▶ What is expected
Exactly and only the lines from the one containing "Output the text content of this document." through the close of the entries below are to be set down.

__________________________________________________

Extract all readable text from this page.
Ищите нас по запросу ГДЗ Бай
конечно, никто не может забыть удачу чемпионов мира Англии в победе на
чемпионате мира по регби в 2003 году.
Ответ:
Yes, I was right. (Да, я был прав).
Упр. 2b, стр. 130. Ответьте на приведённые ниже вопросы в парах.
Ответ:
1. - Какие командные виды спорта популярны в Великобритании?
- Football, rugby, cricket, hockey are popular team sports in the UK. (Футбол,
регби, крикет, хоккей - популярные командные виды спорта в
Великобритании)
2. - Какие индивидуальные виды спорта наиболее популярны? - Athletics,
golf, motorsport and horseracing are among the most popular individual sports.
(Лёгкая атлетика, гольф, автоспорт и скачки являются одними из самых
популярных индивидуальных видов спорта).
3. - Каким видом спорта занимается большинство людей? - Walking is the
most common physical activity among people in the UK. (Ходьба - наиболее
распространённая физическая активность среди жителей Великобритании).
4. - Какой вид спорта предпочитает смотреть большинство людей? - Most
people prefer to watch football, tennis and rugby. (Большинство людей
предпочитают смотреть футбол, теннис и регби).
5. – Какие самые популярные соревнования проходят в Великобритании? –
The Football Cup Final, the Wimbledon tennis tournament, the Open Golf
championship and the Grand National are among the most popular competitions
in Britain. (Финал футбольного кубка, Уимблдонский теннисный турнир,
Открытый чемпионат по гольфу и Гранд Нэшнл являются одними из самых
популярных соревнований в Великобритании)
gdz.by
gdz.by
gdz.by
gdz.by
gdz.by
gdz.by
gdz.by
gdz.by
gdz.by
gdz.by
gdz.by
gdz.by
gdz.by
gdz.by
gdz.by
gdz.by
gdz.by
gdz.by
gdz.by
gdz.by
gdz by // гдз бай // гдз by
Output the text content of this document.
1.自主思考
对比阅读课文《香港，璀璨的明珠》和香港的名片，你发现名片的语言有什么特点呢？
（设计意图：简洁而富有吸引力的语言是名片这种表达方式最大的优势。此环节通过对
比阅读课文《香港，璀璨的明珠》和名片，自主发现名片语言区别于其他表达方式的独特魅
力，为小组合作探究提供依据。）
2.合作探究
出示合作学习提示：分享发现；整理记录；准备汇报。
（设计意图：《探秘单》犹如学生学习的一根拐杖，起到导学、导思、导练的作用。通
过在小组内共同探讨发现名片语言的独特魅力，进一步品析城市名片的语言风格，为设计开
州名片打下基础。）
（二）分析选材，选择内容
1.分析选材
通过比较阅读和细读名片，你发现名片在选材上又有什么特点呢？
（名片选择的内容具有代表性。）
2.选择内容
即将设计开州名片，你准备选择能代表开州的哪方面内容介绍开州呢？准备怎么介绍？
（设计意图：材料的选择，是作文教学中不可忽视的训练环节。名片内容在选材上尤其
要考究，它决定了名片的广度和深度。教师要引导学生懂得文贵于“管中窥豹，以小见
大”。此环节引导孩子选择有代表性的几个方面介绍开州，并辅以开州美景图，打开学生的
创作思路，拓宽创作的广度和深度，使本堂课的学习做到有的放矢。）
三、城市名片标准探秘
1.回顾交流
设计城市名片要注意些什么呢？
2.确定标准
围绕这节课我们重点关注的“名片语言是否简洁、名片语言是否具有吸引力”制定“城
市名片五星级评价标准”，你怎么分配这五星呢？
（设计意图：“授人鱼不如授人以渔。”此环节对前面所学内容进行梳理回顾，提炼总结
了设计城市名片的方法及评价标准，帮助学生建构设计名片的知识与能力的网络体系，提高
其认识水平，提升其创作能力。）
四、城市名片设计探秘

__________________________________________________

▶ Solution to the problem
Output the text content of this document.
1.自主思考
对比阅读课文《香港，璀璨的明珠》和香港的名片，你发现名片的语言有什么特点呢？
（设计意图：简洁而富有吸引力的语言是名片这种表达方式最大的优势。此环节通过对
比阅读课文《香港，璀璨的明珠》和名片，自主发现名片语言区别于其他表达方式的独特魅
力，为小组合作探究提供依据。）
2.合作探究
出示合作学习提示：分享发现；整理记录；准备汇报。
（设计意图：《探秘单》犹如学生学习的一根拐杖，起到导学、导思、导练的作用。通
过在小组内共同探讨发现名片语言的独特魅力，进一步品析城市名片的语言风格，为设计开
州名片打下基础。）
（二）分析选材，选择内容
1.分析选材
通过比较阅读和细读名片，你发现名片在选材上又有什么特点呢？
（名片选择的内容具有代表性。）
2.选择内容
即将设计开州名片，你准备选择能代表开州的哪方面内容介绍开州呢？准备怎么介绍？
（设计意图：材料的选择，是作文教学中不可忽视的训练环节。名片内容在选材上尤其
要考究，它决定了名片的广度和深度。教师要引导学生懂得文贵于“管中窥豹，以小见
大”。此环节引导孩子选择有代表性的几个方面介绍开州，并辅以开州美景图，打开学生的
创作思路，拓宽创作的广度和深度，使本堂课的学习做到有的放矢。）
三、城市名片标准探秘
1.回顾交流
设计城市名片要注意些什么呢？
2.确定标准
围绕这节课我们重点关注的“名片语言是否简洁、名片语言是否具有吸引力”制定“城
市名片五星级评价标准”，你怎么分配这五星呢？
（设计意图：“授人鱼不如授人以渔。”此环节对前面所学内容进行梳理回顾，提炼总结
了设计城市名片的方法及评价标准，帮助学生建构设计名片的知识与能力的网络体系，提高
其认识水平，提升其创作能力。）
四、城市名片设计探秘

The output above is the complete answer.